** start **

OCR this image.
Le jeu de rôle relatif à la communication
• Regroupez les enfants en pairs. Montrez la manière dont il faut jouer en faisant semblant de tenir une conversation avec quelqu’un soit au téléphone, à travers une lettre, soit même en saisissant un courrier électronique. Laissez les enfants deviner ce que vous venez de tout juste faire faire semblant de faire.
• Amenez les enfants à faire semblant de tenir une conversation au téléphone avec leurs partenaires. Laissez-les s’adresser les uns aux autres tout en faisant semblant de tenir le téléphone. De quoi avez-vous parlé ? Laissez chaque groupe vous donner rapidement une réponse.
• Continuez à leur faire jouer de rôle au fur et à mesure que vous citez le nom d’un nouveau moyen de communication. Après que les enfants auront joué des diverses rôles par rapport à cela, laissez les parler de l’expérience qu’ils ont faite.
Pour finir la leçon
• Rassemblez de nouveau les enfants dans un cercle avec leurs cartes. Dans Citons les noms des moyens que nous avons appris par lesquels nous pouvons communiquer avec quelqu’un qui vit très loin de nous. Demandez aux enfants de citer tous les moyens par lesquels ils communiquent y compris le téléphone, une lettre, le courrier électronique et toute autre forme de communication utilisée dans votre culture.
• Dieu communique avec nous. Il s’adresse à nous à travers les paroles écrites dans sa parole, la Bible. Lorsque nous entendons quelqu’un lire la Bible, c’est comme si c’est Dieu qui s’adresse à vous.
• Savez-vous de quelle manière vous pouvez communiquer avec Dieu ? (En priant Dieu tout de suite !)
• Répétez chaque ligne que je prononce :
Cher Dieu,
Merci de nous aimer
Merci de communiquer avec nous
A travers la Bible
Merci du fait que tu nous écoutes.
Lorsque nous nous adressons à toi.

** end **

- [Problem]
Above are the records; copy all of them exactly.

- [Exercise solution]
OCR this image.
Le jeu de rôle relatif à la communication
• Regroupez les enfants en pairs. Montrez la manière dont il faut jouer en faisant semblant de tenir une conversation avec quelqu’un soit au téléphone, à travers une lettre, soit même en saisissant un courrier électronique. Laissez les enfants deviner ce que vous venez de tout juste faire faire semblant de faire.
• Amenez les enfants à faire semblant de tenir une conversation au téléphone avec leurs partenaires. Laissez-les s’adresser les uns aux autres tout en faisant semblant de tenir le téléphone. De quoi avez-vous parlé ? Laissez chaque groupe vous donner rapidement une réponse.
• Continuez à leur faire jouer de rôle au fur et à mesure que vous citez le nom d’un nouveau moyen de communication. Après que les enfants auront joué des diverses rôles par rapport à cela, laissez les parler de l’expérience qu’ils ont faite.
Pour finir la leçon
• Rassemblez de nouveau les enfants dans un cercle avec leurs cartes. Dans Citons les noms des moyens que nous avons appris par lesquels nous pouvons communiquer avec quelqu’un qui vit très loin de nous. Demandez aux enfants de citer tous les moyens par lesquels ils communiquent y compris le téléphone, une lettre, le courrier électronique et toute autre forme de communication utilisée dans votre culture.
• Dieu communique avec nous. Il s’adresse à nous à travers les paroles écrites dans sa parole, la Bible. Lorsque nous entendons quelqu’un lire la Bible, c’est comme si c’est Dieu qui s’adresse à vous.
• Savez-vous de quelle manière vous pouvez communiquer avec Dieu ? (En priant Dieu tout de suite !)
• Répétez chaque ligne que je prononce :
Cher Dieu,
Merci de nous aimer
Merci de communiquer avec nous
A travers la Bible
Merci du fait que tu nous écoutes.
Lorsque nous nous adressons à toi.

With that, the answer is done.